**What you should do:** Extract the records below word for word and ignore the images.

**Excerpted records:**
* BEGIN *

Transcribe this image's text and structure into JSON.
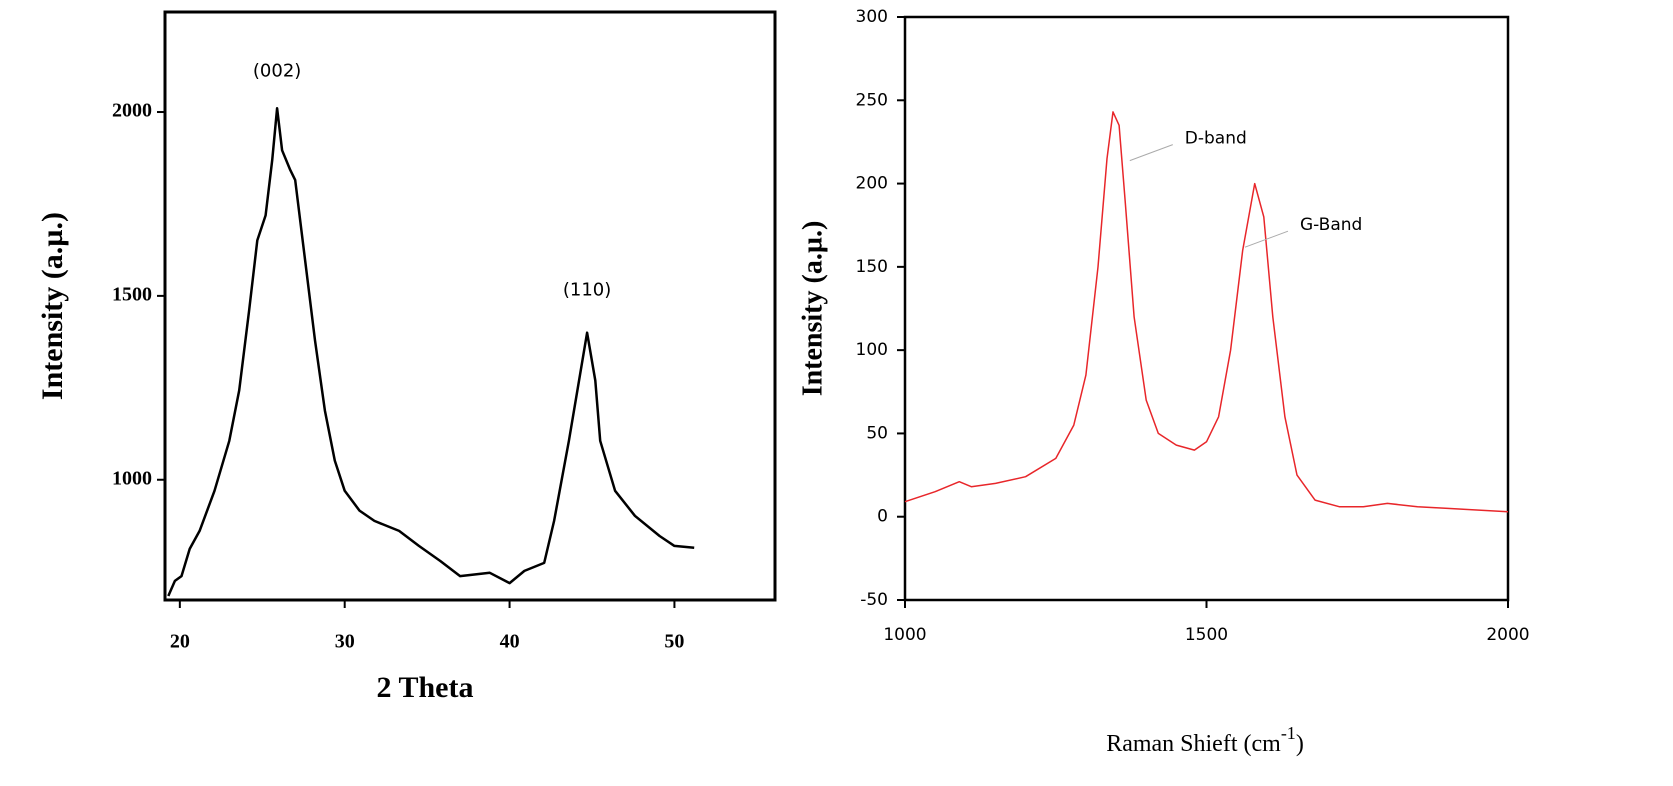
{
  "chart_data": [
    {
      "type": "line",
      "x": [
        19.3,
        19.7,
        20.1,
        20.6,
        21.2,
        22.1,
        23.0,
        23.6,
        24.2,
        24.7,
        25.2,
        25.6,
        25.9,
        26.2,
        26.7,
        27.0,
        27.6,
        28.2,
        28.8,
        29.4,
        30.0,
        30.9,
        31.8,
        33.3,
        34.5,
        35.8,
        37.0,
        38.8,
        40.0,
        40.9,
        42.1,
        42.7,
        43.6,
        44.7,
        45.2,
        45.5,
        46.4,
        47.6,
        49.1,
        50.0,
        51.2
      ],
      "series": [
        {
          "color": "#000000",
          "values": [
            684,
            725,
            738,
            812,
            861,
            970,
            1106,
            1243,
            1460,
            1651,
            1719,
            1869,
            2010,
            1896,
            1842,
            1815,
            1597,
            1379,
            1188,
            1052,
            970,
            916,
            888,
            861,
            820,
            779,
            738,
            747,
            719,
            752,
            774,
            888,
            1106,
            1400,
            1270,
            1106,
            970,
            902,
            847,
            820,
            815
          ]
        }
      ],
      "xlim": [
        19.1,
        56.1
      ],
      "ylim": [
        673,
        2272
      ],
      "xticks": [
        20,
        30,
        40,
        50
      ],
      "yticks": [
        1000,
        1500,
        2000
      ],
      "xlabel": "2 Theta",
      "ylabel": "Intensity (a.µ.)",
      "annotations": [
        {
          "text": "(002)",
          "x": 25.9,
          "y": 2110
        },
        {
          "text": "(110)",
          "x": 44.7,
          "y": 1515
        }
      ]
    },
    {
      "type": "line",
      "x": [
        1000,
        1050,
        1090,
        1110,
        1150,
        1200,
        1250,
        1280,
        1300,
        1320,
        1335,
        1345,
        1355,
        1365,
        1380,
        1400,
        1420,
        1450,
        1480,
        1500,
        1520,
        1540,
        1560,
        1580,
        1595,
        1610,
        1630,
        1650,
        1680,
        1720,
        1760,
        1800,
        1850,
        1900,
        2000
      ],
      "series": [
        {
          "color": "#e8262a",
          "values": [
            9,
            15,
            21,
            18,
            20,
            24,
            35,
            55,
            85,
            150,
            215,
            243,
            235,
            190,
            120,
            70,
            50,
            43,
            40,
            45,
            60,
            100,
            160,
            200,
            180,
            120,
            60,
            25,
            10,
            6,
            6,
            8,
            6,
            5,
            3
          ]
        }
      ],
      "xlim": [
        1000,
        2000
      ],
      "ylim": [
        -50,
        300
      ],
      "xticks": [
        1000,
        1500,
        2000
      ],
      "yticks": [
        -50,
        0,
        50,
        100,
        150,
        200,
        250,
        300
      ],
      "xlabel": [
        "Raman Shieft (cm",
        "-1",
        ")"
      ],
      "ylabel": "Intensity (a.µ.)",
      "annotations": [
        {
          "text": "D-band",
          "x": 1464,
          "y": 227
        },
        {
          "text": "G-Band",
          "x": 1655,
          "y": 175
        }
      ]
    }
  ]
}
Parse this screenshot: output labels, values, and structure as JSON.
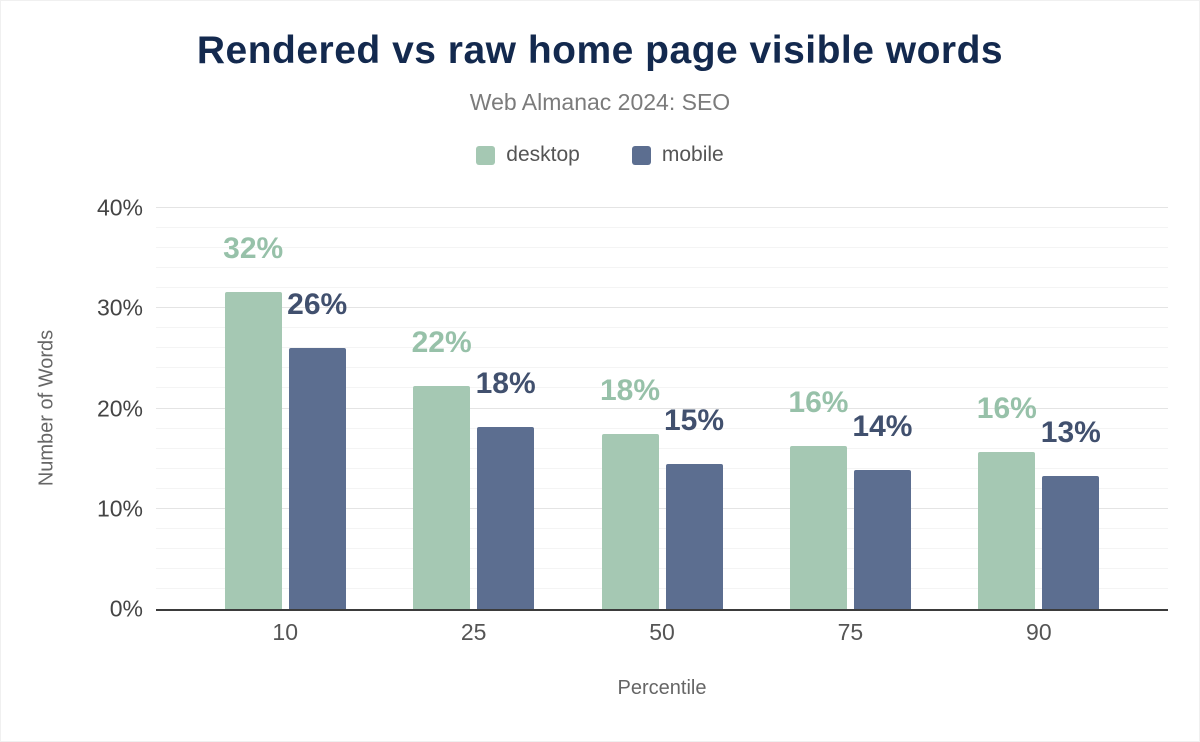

* END *

**Output below:**
Transcribe this image's text and structure into JSON.
{
  "chart_data": [
    {
      "type": "line",
      "x": [
        19.3,
        19.7,
        20.1,
        20.6,
        21.2,
        22.1,
        23.0,
        23.6,
        24.2,
        24.7,
        25.2,
        25.6,
        25.9,
        26.2,
        26.7,
        27.0,
        27.6,
        28.2,
        28.8,
        29.4,
        30.0,
        30.9,
        31.8,
        33.3,
        34.5,
        35.8,
        37.0,
        38.8,
        40.0,
        40.9,
        42.1,
        42.7,
        43.6,
        44.7,
        45.2,
        45.5,
        46.4,
        47.6,
        49.1,
        50.0,
        51.2
      ],
      "series": [
        {
          "color": "#000000",
          "values": [
            684,
            725,
            738,
            812,
            861,
            970,
            1106,
            1243,
            1460,
            1651,
            1719,
            1869,
            2010,
            1896,
            1842,
            1815,
            1597,
            1379,
            1188,
            1052,
            970,
            916,
            888,
            861,
            820,
            779,
            738,
            747,
            719,
            752,
            774,
            888,
            1106,
            1400,
            1270,
            1106,
            970,
            902,
            847,
            820,
            815
          ]
        }
      ],
      "xlim": [
        19.1,
        56.1
      ],
      "ylim": [
        673,
        2272
      ],
      "xticks": [
        20,
        30,
        40,
        50
      ],
      "yticks": [
        1000,
        1500,
        2000
      ],
      "xlabel": "2 Theta",
      "ylabel": "Intensity (a.µ.)",
      "annotations": [
        {
          "text": "(002)",
          "x": 25.9,
          "y": 2110
        },
        {
          "text": "(110)",
          "x": 44.7,
          "y": 1515
        }
      ]
    },
    {
      "type": "line",
      "x": [
        1000,
        1050,
        1090,
        1110,
        1150,
        1200,
        1250,
        1280,
        1300,
        1320,
        1335,
        1345,
        1355,
        1365,
        1380,
        1400,
        1420,
        1450,
        1480,
        1500,
        1520,
        1540,
        1560,
        1580,
        1595,
        1610,
        1630,
        1650,
        1680,
        1720,
        1760,
        1800,
        1850,
        1900,
        2000
      ],
      "series": [
        {
          "color": "#e8262a",
          "values": [
            9,
            15,
            21,
            18,
            20,
            24,
            35,
            55,
            85,
            150,
            215,
            243,
            235,
            190,
            120,
            70,
            50,
            43,
            40,
            45,
            60,
            100,
            160,
            200,
            180,
            120,
            60,
            25,
            10,
            6,
            6,
            8,
            6,
            5,
            3
          ]
        }
      ],
      "xlim": [
        1000,
        2000
      ],
      "ylim": [
        -50,
        300
      ],
      "xticks": [
        1000,
        1500,
        2000
      ],
      "yticks": [
        -50,
        0,
        50,
        100,
        150,
        200,
        250,
        300
      ],
      "xlabel": [
        "Raman Shieft (cm",
        "-1",
        ")"
      ],
      "ylabel": "Intensity (a.µ.)",
      "annotations": [
        {
          "text": "D-band",
          "x": 1464,
          "y": 227
        },
        {
          "text": "G-Band",
          "x": 1655,
          "y": 175
        }
      ]
    }
  ]
}
Parse this screenshot: output labels, values, and structure as JSON.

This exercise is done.